**PROBLEMS TO SOLVE**
**a.** According to the article on the 2014 Northern Illinois Huskies football team, which team shared the MAC West Division title with Northern Illinois?
**b.** Reproduce the article on the 2014 Northern Illinois Huskies football team word for word, from "MAC Championship Game, W 51–17" down to "Cole (2nd season)".

**DOCUMENT**
== == ==

MAC champion MAC West Division co-champion

MAC Championship Game, W 51–17 vs. Bowling Green

Boca Raton Bowl, L 23–52 vs. Marshall
- Conference: Mid-American Conference
- West Division
- Record: 11–3 (7–1 MAC)
- Head coach: Rod Carey (2nd season);
- Offensive coordinator: Bob Cole (2nd season)
- Offensive scheme: Multiple
- Defensive coordinator: Jay Niemann (4th season)
- Base defense: 4–3
- MVP: Da'Ron Brown
- Captains: Luke Eakes; Tyler Loos; Jason Meehan; Rob Sterling; Ryan Brown; Da'Ron Brown;
- Home stadium: Huskie Stadium

= 2014 Northern Illinois Huskies football team =

American college football season

The 2014 Northern Illinois Huskies football team represented Northern Illinois University as a member of the West Division of the Mid-American Conference (MAC) during the 2014 NCAA Division I FBS football season. Led by second-year head coach Rod Carey, the Huskies compiled an overall record of 11–3 with a mark of 7–1 in conference play, sharing the MAC West Division title with Toledo. By virtue of their head-to-head win over Toledo, Northern Illinois advanced to the MAC Championship Game, where they defeated Bowling Green to win the program's fifth MAC championship. The Huskies were invited to the Boca Raton Bowl, where they lost to Conference USA champion Marshall. The team played home games at Huskie Stadium in DeKalb, Illinois.

Northern Illinois loss to Central Michigan on October 11 snapped a 26-game home winning streak dating back to the 2009 season. The season marked the Huskies' seventh consecutive trip to a bowl game and their third consecutive bowl game loss.

== == ==

**SUPPLIED INFORMATION**
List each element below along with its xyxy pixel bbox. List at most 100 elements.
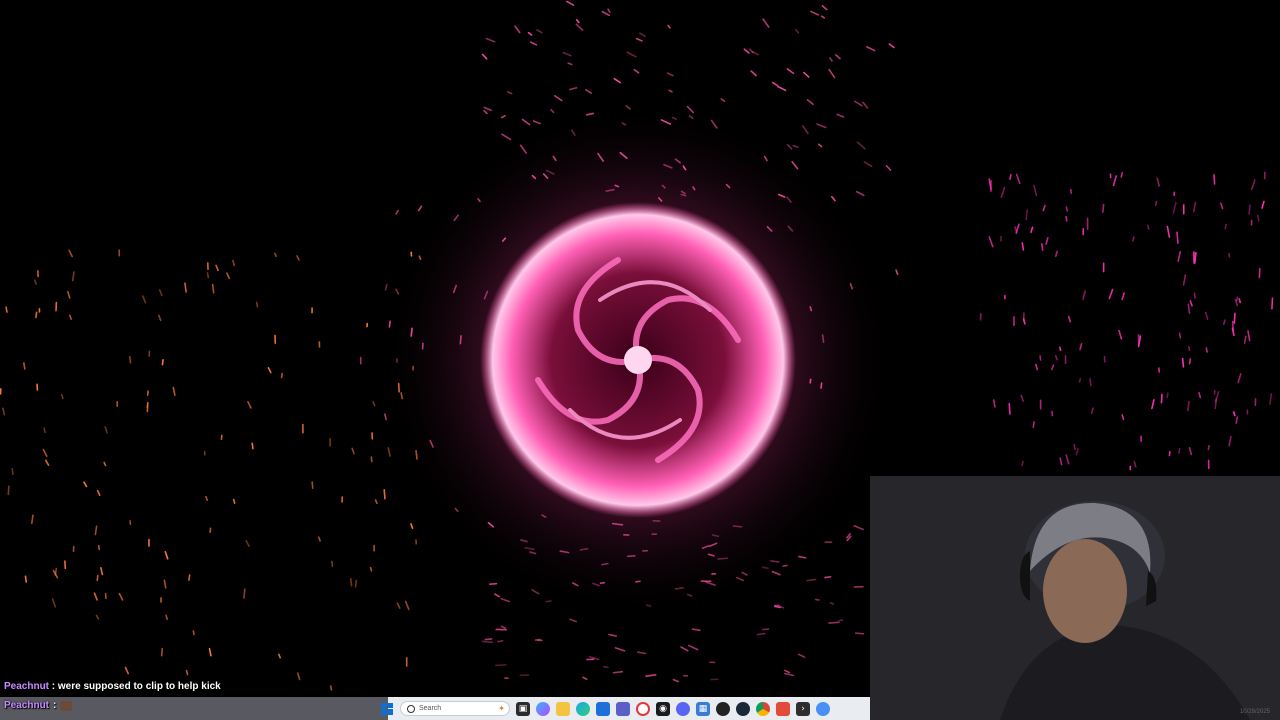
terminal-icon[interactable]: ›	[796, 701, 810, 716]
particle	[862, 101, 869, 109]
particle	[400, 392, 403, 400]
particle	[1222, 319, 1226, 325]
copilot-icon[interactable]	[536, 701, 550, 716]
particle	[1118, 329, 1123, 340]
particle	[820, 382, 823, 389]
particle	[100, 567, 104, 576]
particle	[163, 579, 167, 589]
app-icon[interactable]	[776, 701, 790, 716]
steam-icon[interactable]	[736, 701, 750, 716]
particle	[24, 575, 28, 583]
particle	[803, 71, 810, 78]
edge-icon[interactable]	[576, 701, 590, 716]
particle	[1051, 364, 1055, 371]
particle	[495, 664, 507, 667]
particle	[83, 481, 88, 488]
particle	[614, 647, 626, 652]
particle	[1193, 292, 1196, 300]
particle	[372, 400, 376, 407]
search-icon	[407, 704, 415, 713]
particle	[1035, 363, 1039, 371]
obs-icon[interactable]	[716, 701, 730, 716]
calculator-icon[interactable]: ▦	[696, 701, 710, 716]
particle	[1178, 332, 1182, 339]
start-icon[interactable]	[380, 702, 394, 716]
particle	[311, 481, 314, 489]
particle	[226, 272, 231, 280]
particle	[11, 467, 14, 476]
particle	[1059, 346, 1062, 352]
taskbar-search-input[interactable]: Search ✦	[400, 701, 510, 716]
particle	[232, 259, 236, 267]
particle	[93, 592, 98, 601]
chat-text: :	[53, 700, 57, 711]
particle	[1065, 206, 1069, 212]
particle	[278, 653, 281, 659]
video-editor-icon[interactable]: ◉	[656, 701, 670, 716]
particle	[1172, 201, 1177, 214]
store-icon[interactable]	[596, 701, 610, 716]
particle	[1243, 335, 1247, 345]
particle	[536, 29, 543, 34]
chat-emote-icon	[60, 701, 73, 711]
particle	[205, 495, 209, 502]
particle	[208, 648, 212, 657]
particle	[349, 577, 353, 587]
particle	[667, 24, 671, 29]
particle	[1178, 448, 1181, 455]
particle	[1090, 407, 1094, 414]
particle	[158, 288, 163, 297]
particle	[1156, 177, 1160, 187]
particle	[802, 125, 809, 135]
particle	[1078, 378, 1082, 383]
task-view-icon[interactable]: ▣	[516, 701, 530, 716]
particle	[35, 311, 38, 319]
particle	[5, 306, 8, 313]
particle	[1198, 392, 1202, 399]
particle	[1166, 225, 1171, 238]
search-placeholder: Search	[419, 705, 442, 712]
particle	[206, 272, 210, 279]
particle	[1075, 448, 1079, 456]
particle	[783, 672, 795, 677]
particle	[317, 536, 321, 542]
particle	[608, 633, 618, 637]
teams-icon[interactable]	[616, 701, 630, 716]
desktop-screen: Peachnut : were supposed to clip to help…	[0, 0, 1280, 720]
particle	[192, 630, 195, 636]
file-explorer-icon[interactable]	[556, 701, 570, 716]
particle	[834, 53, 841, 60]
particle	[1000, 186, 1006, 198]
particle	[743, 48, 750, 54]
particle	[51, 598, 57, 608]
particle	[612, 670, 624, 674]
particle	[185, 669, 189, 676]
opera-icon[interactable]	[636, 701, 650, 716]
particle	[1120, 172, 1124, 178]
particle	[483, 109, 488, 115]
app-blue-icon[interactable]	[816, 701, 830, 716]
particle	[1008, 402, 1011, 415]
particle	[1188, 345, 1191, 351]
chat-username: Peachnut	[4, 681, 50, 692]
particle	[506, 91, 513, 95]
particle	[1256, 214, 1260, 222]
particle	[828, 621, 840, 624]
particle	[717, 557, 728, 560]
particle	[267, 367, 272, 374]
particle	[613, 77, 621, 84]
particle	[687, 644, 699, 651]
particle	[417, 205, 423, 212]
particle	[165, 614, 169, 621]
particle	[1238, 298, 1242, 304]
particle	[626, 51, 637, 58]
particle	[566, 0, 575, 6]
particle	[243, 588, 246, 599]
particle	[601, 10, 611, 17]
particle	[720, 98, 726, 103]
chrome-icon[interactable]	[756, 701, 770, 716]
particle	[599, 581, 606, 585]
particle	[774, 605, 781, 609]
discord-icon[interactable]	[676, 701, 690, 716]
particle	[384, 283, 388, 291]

== == ==

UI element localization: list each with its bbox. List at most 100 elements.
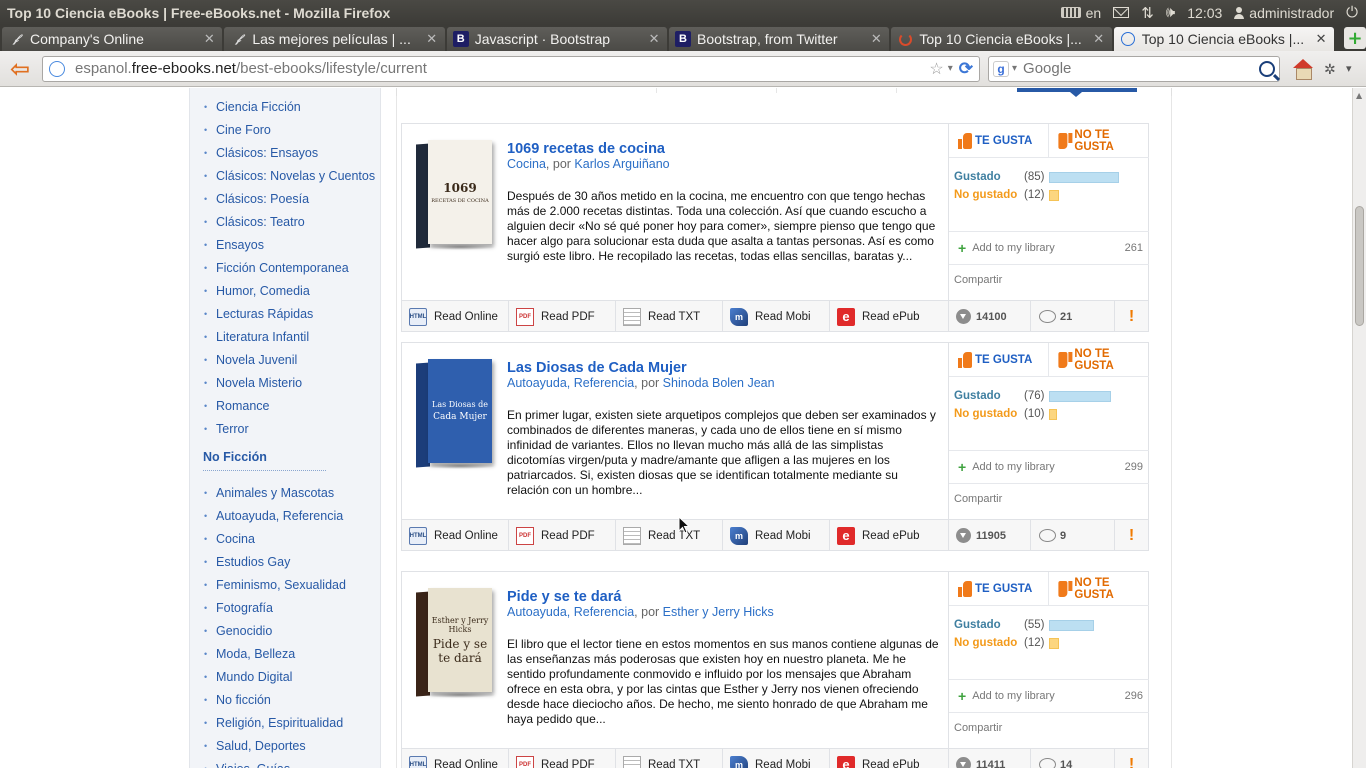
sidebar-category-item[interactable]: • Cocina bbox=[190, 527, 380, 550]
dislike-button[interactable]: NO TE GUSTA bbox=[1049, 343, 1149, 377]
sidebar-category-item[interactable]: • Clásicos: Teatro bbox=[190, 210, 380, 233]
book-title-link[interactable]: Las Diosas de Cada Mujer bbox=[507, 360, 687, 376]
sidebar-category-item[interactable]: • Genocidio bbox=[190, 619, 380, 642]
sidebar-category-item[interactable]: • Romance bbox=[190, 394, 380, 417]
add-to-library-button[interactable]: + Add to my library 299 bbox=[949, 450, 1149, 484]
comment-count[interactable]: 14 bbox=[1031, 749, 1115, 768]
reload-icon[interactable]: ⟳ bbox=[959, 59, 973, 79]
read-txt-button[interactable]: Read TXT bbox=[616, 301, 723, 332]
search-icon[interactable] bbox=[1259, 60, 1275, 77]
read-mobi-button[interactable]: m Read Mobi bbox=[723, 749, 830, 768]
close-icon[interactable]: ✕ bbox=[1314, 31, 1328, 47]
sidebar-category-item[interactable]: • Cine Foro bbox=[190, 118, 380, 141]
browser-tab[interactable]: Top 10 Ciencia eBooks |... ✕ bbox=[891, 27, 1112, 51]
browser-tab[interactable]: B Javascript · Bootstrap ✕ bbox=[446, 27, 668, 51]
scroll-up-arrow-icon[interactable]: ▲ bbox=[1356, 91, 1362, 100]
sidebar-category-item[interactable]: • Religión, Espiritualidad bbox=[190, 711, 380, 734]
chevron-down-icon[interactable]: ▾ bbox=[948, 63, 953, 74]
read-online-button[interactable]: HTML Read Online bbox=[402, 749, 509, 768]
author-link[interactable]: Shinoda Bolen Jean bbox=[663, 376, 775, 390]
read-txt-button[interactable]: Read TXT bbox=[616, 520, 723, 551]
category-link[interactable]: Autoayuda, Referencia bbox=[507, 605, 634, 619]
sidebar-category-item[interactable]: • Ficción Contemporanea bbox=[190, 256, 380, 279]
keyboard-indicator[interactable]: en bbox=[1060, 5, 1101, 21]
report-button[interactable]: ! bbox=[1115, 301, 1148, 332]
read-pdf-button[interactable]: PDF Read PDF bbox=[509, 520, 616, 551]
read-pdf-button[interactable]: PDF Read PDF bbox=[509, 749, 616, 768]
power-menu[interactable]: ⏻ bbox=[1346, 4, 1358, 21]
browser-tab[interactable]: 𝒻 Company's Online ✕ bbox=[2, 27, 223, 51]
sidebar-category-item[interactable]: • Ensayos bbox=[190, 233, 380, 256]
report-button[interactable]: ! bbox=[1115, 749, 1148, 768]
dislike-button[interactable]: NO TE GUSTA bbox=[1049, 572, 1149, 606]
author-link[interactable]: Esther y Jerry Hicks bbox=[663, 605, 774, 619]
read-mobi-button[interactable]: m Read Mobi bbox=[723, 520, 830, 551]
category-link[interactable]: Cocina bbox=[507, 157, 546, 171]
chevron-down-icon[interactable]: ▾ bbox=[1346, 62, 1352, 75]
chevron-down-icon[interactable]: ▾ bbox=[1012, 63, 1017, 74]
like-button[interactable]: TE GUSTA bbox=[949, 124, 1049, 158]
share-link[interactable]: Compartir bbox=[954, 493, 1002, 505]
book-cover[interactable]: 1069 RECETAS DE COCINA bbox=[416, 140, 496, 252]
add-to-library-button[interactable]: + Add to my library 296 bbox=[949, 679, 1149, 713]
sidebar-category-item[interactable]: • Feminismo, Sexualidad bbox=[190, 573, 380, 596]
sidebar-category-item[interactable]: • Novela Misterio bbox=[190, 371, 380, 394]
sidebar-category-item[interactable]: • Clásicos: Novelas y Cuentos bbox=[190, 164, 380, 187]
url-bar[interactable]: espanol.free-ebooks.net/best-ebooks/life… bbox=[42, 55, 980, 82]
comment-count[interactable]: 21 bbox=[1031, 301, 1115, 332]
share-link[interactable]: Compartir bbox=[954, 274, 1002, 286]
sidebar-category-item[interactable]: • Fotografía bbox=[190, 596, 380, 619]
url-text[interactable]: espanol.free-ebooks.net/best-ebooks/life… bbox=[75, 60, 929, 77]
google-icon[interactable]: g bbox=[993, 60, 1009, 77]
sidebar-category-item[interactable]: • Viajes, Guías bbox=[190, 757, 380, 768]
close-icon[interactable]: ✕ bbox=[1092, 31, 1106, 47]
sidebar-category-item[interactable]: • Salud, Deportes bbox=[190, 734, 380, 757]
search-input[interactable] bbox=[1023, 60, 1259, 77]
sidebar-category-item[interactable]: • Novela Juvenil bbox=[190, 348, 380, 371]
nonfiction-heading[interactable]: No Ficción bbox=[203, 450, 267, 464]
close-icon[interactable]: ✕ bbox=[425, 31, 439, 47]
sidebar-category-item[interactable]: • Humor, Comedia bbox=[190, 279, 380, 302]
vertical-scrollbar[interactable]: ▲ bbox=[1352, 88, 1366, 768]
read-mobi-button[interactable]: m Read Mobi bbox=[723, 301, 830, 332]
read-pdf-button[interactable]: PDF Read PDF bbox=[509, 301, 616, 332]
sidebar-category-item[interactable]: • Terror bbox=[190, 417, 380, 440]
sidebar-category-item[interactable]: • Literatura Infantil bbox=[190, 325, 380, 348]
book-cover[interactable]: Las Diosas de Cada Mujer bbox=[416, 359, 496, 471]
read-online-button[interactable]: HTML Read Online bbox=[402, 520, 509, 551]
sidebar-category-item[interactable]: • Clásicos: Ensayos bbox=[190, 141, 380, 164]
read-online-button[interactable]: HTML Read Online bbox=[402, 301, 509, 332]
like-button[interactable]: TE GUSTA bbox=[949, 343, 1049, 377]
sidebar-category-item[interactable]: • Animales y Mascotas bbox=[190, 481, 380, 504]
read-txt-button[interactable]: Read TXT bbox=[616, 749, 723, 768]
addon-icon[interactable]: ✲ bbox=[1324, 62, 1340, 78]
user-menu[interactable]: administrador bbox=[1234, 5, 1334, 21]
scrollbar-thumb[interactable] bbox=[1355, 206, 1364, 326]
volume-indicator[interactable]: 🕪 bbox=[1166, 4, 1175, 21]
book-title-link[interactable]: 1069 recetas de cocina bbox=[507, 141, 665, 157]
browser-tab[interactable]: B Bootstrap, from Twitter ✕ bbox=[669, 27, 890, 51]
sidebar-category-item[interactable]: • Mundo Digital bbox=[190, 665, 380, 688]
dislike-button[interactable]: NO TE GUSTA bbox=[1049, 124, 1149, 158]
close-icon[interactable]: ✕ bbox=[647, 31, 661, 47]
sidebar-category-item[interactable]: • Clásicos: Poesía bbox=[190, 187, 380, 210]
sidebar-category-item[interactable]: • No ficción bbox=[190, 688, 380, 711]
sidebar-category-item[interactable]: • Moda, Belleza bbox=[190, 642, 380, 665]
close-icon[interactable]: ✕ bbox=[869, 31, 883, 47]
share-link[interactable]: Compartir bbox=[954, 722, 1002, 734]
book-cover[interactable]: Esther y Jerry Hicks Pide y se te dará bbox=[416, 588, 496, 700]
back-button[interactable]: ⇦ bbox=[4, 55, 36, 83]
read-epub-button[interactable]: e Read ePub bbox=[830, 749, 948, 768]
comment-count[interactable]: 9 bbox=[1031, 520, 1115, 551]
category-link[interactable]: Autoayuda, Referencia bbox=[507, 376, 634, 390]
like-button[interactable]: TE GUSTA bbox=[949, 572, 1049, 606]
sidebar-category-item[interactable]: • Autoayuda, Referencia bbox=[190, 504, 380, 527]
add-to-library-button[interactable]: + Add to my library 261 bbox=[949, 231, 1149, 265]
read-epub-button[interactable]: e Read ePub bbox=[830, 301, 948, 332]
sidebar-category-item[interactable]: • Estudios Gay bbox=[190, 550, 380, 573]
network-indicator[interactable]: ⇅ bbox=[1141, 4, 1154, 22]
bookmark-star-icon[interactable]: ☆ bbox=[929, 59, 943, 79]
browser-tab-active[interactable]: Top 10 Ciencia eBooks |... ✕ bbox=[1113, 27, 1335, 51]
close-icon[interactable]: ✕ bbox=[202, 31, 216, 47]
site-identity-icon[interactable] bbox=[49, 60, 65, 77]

== == ==

**SOLUTIONS BY TASK**
**a.** Toledo

**b.**
MAC Championship Game, W 51–17 vs. Bowling Green

Boca Raton Bowl, L 23–52 vs. Marshall
- Conference: Mid-American Conference
- West Division
- Record: 11–3 (7–1 MAC)
- Head coach: Rod Carey (2nd season);
- Offensive coordinator: Bob Cole (2nd season)